◆ Exercise task:
Write out the whole listing again, exactly as given.
(begin)
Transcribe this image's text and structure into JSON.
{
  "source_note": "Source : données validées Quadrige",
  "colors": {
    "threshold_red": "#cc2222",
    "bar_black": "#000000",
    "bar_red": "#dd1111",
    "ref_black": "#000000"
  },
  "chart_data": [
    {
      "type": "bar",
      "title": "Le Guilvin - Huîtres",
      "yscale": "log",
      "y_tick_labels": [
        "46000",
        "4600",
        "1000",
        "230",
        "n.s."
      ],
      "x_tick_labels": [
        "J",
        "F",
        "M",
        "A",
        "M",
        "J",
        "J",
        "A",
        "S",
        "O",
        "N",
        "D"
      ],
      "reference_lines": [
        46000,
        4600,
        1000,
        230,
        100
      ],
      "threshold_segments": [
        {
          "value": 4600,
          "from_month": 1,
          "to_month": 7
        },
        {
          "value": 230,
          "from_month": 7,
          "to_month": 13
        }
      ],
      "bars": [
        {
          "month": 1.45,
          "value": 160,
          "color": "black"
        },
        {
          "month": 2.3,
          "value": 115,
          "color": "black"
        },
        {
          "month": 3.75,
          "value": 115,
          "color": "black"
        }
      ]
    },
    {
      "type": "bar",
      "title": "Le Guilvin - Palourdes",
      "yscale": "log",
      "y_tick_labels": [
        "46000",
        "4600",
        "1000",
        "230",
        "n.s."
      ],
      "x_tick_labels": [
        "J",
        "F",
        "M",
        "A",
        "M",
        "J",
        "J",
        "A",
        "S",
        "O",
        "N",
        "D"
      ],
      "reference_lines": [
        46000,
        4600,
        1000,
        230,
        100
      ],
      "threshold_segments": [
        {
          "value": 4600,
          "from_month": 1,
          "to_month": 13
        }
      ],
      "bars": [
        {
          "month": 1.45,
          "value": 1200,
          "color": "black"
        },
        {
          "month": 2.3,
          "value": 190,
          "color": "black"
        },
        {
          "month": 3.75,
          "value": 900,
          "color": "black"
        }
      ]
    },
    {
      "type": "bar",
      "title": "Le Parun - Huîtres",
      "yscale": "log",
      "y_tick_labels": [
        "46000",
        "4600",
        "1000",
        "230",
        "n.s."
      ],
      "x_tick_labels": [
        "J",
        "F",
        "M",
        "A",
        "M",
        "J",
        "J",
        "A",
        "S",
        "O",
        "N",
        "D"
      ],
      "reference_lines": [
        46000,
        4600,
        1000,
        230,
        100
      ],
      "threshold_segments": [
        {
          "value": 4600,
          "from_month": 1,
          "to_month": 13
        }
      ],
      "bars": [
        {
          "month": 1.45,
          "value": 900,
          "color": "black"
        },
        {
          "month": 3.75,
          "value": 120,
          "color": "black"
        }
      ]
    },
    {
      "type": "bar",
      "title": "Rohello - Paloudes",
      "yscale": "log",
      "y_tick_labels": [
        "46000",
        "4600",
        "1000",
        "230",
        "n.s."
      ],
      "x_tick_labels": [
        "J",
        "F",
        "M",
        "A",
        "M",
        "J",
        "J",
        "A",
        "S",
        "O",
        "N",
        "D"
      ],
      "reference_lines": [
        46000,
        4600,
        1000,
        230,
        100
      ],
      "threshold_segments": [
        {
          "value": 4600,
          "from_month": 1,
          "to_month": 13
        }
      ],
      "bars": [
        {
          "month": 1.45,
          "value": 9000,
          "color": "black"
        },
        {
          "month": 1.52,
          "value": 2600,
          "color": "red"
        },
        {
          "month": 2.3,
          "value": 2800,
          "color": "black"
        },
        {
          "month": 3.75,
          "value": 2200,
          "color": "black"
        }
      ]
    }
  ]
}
(end)
◆ Solution for this problem:
Transcribe this image's text and structure into JSON.
{
  "source_note": "Source : données validées Quadrige",
  "colors": {
    "threshold_red": "#cc2222",
    "bar_black": "#000000",
    "bar_red": "#dd1111",
    "ref_black": "#000000"
  },
  "chart_data": [
    {
      "type": "bar",
      "title": "Le Guilvin - Huîtres",
      "yscale": "log",
      "y_tick_labels": [
        "46000",
        "4600",
        "1000",
        "230",
        "n.s."
      ],
      "x_tick_labels": [
        "J",
        "F",
        "M",
        "A",
        "M",
        "J",
        "J",
        "A",
        "S",
        "O",
        "N",
        "D"
      ],
      "reference_lines": [
        46000,
        4600,
        1000,
        230,
        100
      ],
      "threshold_segments": [
        {
          "value": 4600,
          "from_month": 1,
          "to_month": 7
        },
        {
          "value": 230,
          "from_month": 7,
          "to_month": 13
        }
      ],
      "bars": [
        {
          "month": 1.45,
          "value": 160,
          "color": "black"
        },
        {
          "month": 2.3,
          "value": 115,
          "color": "black"
        },
        {
          "month": 3.75,
          "value": 115,
          "color": "black"
        }
      ]
    },
    {
      "type": "bar",
      "title": "Le Guilvin - Palourdes",
      "yscale": "log",
      "y_tick_labels": [
        "46000",
        "4600",
        "1000",
        "230",
        "n.s."
      ],
      "x_tick_labels": [
        "J",
        "F",
        "M",
        "A",
        "M",
        "J",
        "J",
        "A",
        "S",
        "O",
        "N",
        "D"
      ],
      "reference_lines": [
        46000,
        4600,
        1000,
        230,
        100
      ],
      "threshold_segments": [
        {
          "value": 4600,
          "from_month": 1,
          "to_month": 13
        }
      ],
      "bars": [
        {
          "month": 1.45,
          "value": 1200,
          "color": "black"
        },
        {
          "month": 2.3,
          "value": 190,
          "color": "black"
        },
        {
          "month": 3.75,
          "value": 900,
          "color": "black"
        }
      ]
    },
    {
      "type": "bar",
      "title": "Le Parun - Huîtres",
      "yscale": "log",
      "y_tick_labels": [
        "46000",
        "4600",
        "1000",
        "230",
        "n.s."
      ],
      "x_tick_labels": [
        "J",
        "F",
        "M",
        "A",
        "M",
        "J",
        "J",
        "A",
        "S",
        "O",
        "N",
        "D"
      ],
      "reference_lines": [
        46000,
        4600,
        1000,
        230,
        100
      ],
      "threshold_segments": [
        {
          "value": 4600,
          "from_month": 1,
          "to_month": 13
        }
      ],
      "bars": [
        {
          "month": 1.45,
          "value": 900,
          "color": "black"
        },
        {
          "month": 3.75,
          "value": 120,
          "color": "black"
        }
      ]
    },
    {
      "type": "bar",
      "title": "Rohello - Paloudes",
      "yscale": "log",
      "y_tick_labels": [
        "46000",
        "4600",
        "1000",
        "230",
        "n.s."
      ],
      "x_tick_labels": [
        "J",
        "F",
        "M",
        "A",
        "M",
        "J",
        "J",
        "A",
        "S",
        "O",
        "N",
        "D"
      ],
      "reference_lines": [
        46000,
        4600,
        1000,
        230,
        100
      ],
      "threshold_segments": [
        {
          "value": 4600,
          "from_month": 1,
          "to_month": 13
        }
      ],
      "bars": [
        {
          "month": 1.45,
          "value": 9000,
          "color": "black"
        },
        {
          "month": 1.52,
          "value": 2600,
          "color": "red"
        },
        {
          "month": 2.3,
          "value": 2800,
          "color": "black"
        },
        {
          "month": 3.75,
          "value": 2200,
          "color": "black"
        }
      ]
    }
  ]
}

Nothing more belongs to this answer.